==== RAW RECORDS ====

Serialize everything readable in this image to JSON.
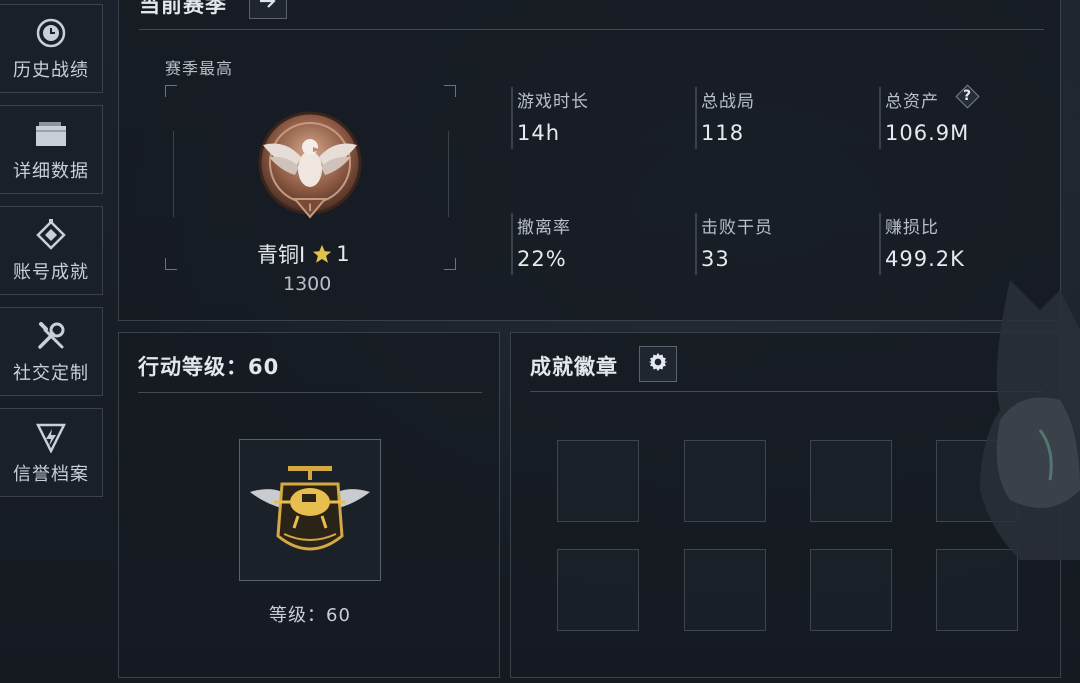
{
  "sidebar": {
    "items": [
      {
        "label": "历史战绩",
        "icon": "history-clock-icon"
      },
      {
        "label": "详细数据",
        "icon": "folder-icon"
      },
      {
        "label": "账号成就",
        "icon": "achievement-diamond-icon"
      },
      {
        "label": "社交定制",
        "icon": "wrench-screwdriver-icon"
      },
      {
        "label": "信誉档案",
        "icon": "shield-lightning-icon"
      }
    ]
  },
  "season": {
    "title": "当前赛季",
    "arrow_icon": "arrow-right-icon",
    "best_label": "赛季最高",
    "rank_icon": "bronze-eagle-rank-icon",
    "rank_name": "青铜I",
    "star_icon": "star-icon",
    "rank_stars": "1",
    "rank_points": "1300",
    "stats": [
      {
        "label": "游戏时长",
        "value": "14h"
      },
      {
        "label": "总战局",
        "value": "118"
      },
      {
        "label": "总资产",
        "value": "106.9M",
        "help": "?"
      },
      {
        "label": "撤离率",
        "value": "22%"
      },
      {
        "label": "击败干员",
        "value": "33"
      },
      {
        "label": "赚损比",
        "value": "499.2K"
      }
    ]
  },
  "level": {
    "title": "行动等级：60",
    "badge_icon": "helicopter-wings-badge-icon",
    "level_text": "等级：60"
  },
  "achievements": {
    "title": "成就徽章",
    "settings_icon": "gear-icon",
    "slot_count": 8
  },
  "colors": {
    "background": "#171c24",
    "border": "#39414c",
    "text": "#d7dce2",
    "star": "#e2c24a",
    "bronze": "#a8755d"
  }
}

====
==== RAW RECORDS ====

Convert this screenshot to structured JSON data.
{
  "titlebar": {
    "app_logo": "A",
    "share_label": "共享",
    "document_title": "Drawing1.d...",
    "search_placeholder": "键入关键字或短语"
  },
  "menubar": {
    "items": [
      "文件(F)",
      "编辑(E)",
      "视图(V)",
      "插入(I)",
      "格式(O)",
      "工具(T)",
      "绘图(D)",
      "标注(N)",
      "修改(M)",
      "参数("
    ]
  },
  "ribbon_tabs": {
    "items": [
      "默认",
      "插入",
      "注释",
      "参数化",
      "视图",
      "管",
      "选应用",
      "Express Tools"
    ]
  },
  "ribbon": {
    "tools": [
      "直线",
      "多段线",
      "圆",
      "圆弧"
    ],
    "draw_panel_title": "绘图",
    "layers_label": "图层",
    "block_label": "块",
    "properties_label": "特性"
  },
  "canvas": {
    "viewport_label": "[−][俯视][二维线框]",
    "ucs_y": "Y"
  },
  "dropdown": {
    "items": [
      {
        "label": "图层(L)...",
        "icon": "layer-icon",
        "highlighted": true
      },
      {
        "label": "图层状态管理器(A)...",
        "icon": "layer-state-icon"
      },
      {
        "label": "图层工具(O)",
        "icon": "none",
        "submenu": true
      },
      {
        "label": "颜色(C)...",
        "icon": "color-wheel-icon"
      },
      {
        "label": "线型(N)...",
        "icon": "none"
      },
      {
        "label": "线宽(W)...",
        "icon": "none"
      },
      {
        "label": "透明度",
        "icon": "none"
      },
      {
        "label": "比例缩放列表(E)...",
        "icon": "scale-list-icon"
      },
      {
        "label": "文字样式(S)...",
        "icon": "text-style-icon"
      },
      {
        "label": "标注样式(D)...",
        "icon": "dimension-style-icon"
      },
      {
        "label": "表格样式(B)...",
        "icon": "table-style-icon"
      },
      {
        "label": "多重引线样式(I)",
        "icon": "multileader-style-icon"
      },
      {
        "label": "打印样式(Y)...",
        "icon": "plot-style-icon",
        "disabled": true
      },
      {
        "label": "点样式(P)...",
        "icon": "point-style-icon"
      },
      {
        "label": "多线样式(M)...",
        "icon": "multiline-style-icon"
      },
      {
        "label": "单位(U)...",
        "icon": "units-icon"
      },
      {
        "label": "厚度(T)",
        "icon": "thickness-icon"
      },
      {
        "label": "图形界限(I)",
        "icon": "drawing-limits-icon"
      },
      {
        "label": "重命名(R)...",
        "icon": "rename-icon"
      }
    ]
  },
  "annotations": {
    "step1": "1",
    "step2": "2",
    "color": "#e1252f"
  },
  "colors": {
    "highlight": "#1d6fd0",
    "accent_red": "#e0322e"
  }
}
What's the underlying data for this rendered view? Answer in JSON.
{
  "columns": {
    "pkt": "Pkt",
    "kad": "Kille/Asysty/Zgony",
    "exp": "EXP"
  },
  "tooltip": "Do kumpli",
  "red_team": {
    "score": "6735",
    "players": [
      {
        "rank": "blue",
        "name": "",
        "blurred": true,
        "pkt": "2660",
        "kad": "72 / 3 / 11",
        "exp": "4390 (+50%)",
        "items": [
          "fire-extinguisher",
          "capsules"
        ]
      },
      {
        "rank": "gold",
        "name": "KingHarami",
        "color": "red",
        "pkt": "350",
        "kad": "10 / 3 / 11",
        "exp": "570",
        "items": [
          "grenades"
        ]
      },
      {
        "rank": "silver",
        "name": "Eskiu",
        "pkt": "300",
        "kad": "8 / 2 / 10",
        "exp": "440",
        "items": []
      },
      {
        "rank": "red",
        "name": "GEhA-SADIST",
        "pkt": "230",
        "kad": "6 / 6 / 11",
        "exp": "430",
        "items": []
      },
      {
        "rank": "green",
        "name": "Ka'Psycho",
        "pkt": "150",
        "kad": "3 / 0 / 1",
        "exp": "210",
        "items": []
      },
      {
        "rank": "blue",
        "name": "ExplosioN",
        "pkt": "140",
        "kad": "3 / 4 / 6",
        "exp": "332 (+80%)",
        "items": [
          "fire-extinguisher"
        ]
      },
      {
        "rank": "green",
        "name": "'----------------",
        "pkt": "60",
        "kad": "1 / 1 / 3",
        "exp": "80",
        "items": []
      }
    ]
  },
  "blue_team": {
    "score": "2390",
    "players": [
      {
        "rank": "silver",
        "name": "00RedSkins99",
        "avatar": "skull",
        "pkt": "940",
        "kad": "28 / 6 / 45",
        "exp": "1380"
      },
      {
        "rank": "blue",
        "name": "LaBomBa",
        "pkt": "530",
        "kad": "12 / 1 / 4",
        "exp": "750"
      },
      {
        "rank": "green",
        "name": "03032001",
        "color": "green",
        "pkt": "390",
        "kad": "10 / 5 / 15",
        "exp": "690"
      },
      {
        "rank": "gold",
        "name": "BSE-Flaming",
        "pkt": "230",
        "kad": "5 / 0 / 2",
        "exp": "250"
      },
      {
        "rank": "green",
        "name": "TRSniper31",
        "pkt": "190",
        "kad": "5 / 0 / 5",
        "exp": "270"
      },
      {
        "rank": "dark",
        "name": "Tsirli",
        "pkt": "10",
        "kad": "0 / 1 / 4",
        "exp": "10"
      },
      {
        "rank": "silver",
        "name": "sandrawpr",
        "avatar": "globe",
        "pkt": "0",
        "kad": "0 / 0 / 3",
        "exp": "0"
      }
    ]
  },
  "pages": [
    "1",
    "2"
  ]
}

====
==== RAW RECORDS ====

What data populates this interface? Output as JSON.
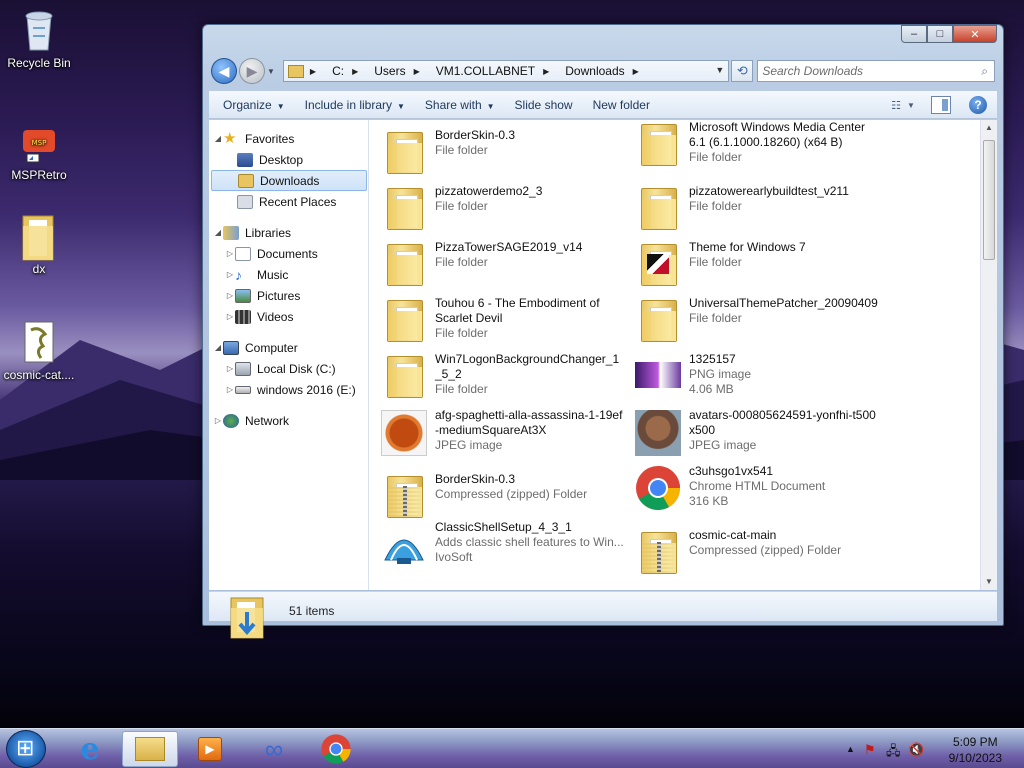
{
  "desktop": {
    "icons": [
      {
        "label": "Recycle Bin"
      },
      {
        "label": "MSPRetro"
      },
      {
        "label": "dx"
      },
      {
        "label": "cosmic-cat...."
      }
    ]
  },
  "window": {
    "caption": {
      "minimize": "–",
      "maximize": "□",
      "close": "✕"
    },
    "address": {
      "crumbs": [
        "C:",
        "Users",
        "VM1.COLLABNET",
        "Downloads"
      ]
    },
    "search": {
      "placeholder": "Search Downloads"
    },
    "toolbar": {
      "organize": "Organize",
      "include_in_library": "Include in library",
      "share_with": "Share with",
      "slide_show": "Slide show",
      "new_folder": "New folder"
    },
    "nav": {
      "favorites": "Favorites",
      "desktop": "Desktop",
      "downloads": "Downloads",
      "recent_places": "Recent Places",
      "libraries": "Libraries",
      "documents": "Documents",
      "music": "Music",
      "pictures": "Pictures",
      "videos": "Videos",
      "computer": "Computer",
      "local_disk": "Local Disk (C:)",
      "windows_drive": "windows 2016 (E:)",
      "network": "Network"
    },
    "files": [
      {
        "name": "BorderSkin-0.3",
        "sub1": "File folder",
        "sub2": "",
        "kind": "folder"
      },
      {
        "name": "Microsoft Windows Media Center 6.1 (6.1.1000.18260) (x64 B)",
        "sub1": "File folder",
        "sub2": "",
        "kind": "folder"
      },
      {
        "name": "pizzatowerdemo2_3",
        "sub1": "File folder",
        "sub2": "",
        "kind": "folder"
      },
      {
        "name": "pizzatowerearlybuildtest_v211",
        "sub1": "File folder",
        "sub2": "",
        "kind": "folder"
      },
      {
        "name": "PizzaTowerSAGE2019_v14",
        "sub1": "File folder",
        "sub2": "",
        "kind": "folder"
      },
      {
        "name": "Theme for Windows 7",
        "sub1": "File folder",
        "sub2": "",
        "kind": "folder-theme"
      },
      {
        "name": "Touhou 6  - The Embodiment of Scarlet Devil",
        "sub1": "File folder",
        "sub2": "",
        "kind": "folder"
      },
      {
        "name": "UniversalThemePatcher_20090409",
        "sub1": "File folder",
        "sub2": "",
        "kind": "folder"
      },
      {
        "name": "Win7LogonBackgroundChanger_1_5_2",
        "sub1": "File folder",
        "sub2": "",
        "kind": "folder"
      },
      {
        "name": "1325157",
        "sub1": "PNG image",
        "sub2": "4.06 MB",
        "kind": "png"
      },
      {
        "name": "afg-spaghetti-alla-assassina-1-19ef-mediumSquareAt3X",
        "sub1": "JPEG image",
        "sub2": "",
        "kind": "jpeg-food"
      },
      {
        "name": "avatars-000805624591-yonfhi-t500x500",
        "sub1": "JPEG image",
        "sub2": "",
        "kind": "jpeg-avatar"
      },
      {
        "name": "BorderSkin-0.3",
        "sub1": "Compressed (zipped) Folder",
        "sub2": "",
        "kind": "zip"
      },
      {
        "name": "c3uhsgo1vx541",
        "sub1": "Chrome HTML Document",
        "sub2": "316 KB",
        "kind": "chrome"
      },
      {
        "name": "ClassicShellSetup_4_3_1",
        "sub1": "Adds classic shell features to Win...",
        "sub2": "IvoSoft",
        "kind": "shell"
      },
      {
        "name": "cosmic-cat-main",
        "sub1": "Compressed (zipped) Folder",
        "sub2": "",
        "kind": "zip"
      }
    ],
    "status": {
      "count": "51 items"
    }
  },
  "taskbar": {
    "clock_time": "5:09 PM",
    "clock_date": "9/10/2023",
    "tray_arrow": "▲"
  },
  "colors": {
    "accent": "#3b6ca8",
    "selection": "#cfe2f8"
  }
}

====

YOUR INSTRUCTIONS:
From the entries above, copy every line where the word "bronze" shows up.

EXERCISE RESPONSE:
    "rank_icon": "bronze-eagle-rank-icon",
    "bronze": "#a8755d"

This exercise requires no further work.